* PROBLEM *
Every entry below must be repeated exactly; skip the pictures.
== ENTRIES PROVIDED
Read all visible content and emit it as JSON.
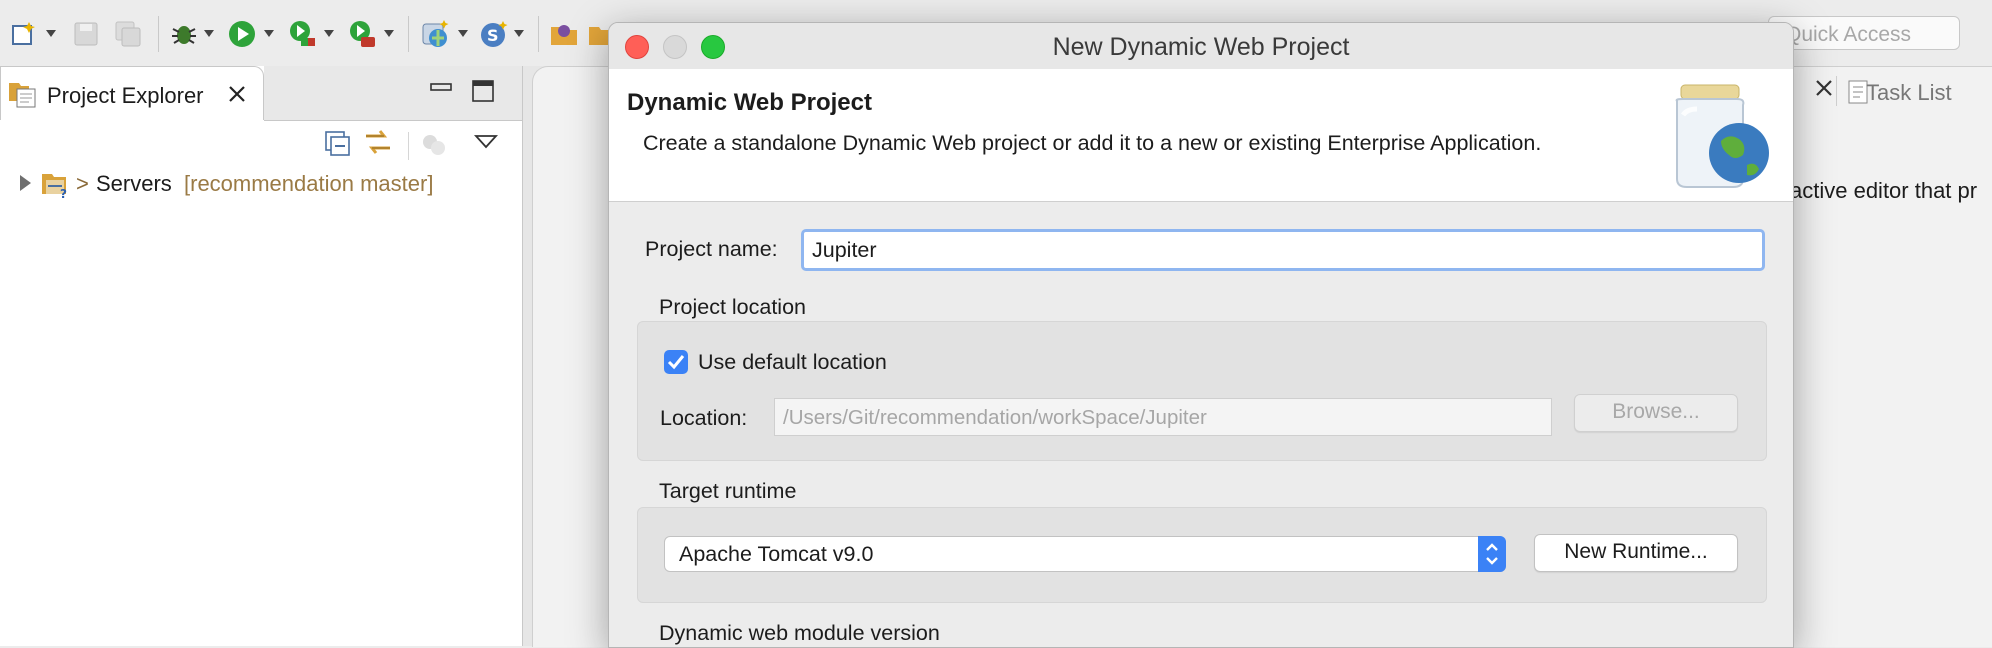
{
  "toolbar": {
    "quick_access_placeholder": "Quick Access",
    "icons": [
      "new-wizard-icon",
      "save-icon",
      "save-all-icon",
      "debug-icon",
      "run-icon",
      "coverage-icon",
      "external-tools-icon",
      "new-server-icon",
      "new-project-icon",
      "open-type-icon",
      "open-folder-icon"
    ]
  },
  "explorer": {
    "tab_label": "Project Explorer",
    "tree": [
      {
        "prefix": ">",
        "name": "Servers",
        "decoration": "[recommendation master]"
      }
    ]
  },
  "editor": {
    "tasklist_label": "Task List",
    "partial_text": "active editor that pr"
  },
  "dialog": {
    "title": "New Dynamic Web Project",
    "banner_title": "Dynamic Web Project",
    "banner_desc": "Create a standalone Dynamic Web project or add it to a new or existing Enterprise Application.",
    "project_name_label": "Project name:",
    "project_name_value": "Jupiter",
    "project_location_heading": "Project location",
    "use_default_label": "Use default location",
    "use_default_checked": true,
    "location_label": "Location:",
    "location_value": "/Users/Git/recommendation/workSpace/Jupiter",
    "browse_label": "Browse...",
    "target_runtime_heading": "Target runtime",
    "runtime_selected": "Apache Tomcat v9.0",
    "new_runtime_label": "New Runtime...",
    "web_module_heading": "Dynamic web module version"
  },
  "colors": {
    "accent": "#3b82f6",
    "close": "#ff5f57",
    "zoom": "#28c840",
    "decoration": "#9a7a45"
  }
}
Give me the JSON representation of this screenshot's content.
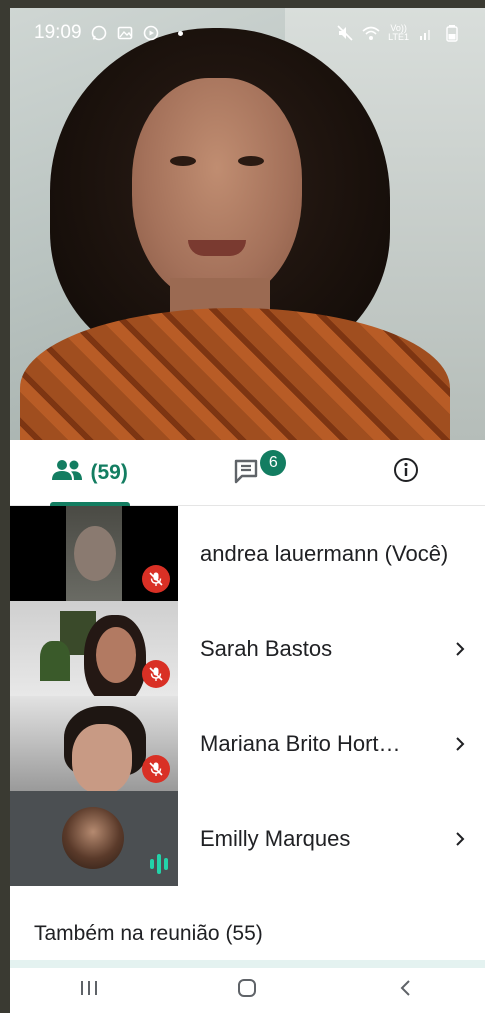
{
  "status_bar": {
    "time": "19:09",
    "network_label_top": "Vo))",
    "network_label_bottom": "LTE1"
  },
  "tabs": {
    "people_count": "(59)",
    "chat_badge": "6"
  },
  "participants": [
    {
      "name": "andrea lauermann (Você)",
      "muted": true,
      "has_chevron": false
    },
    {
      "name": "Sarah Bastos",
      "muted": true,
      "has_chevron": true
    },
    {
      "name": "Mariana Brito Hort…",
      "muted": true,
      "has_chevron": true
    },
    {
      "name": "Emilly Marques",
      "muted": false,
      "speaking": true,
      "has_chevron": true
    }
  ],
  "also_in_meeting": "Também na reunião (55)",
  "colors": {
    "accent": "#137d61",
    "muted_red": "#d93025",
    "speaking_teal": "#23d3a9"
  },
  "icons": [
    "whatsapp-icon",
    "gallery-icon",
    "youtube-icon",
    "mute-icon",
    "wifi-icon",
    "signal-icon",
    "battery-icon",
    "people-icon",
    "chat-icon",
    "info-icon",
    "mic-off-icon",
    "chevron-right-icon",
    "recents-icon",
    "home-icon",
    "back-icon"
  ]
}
====
* THE RESULT *
Read all visible content and emit it as JSON.
{
  "toolbar": {
    "quick_access_placeholder": "Quick Access",
    "icons": [
      "new-wizard-icon",
      "save-icon",
      "save-all-icon",
      "debug-icon",
      "run-icon",
      "coverage-icon",
      "external-tools-icon",
      "new-server-icon",
      "new-project-icon",
      "open-type-icon",
      "open-folder-icon"
    ]
  },
  "explorer": {
    "tab_label": "Project Explorer",
    "tree": [
      {
        "prefix": ">",
        "name": "Servers",
        "decoration": "[recommendation master]"
      }
    ]
  },
  "editor": {
    "tasklist_label": "Task List",
    "partial_text": "active editor that pr"
  },
  "dialog": {
    "title": "New Dynamic Web Project",
    "banner_title": "Dynamic Web Project",
    "banner_desc": "Create a standalone Dynamic Web project or add it to a new or existing Enterprise Application.",
    "project_name_label": "Project name:",
    "project_name_value": "Jupiter",
    "project_location_heading": "Project location",
    "use_default_label": "Use default location",
    "use_default_checked": true,
    "location_label": "Location:",
    "location_value": "/Users/Git/recommendation/workSpace/Jupiter",
    "browse_label": "Browse...",
    "target_runtime_heading": "Target runtime",
    "runtime_selected": "Apache Tomcat v9.0",
    "new_runtime_label": "New Runtime...",
    "web_module_heading": "Dynamic web module version"
  },
  "colors": {
    "accent": "#3b82f6",
    "close": "#ff5f57",
    "zoom": "#28c840",
    "decoration": "#9a7a45"
  }
}
Give me the JSON representation of this screenshot's content.
{
  "status_bar": {
    "time": "19:09",
    "network_label_top": "Vo))",
    "network_label_bottom": "LTE1"
  },
  "tabs": {
    "people_count": "(59)",
    "chat_badge": "6"
  },
  "participants": [
    {
      "name": "andrea lauermann (Você)",
      "muted": true,
      "has_chevron": false
    },
    {
      "name": "Sarah Bastos",
      "muted": true,
      "has_chevron": true
    },
    {
      "name": "Mariana Brito Hort…",
      "muted": true,
      "has_chevron": true
    },
    {
      "name": "Emilly Marques",
      "muted": false,
      "speaking": true,
      "has_chevron": true
    }
  ],
  "also_in_meeting": "Também na reunião (55)",
  "colors": {
    "accent": "#137d61",
    "muted_red": "#d93025",
    "speaking_teal": "#23d3a9"
  },
  "icons": [
    "whatsapp-icon",
    "gallery-icon",
    "youtube-icon",
    "mute-icon",
    "wifi-icon",
    "signal-icon",
    "battery-icon",
    "people-icon",
    "chat-icon",
    "info-icon",
    "mic-off-icon",
    "chevron-right-icon",
    "recents-icon",
    "home-icon",
    "back-icon"
  ]
}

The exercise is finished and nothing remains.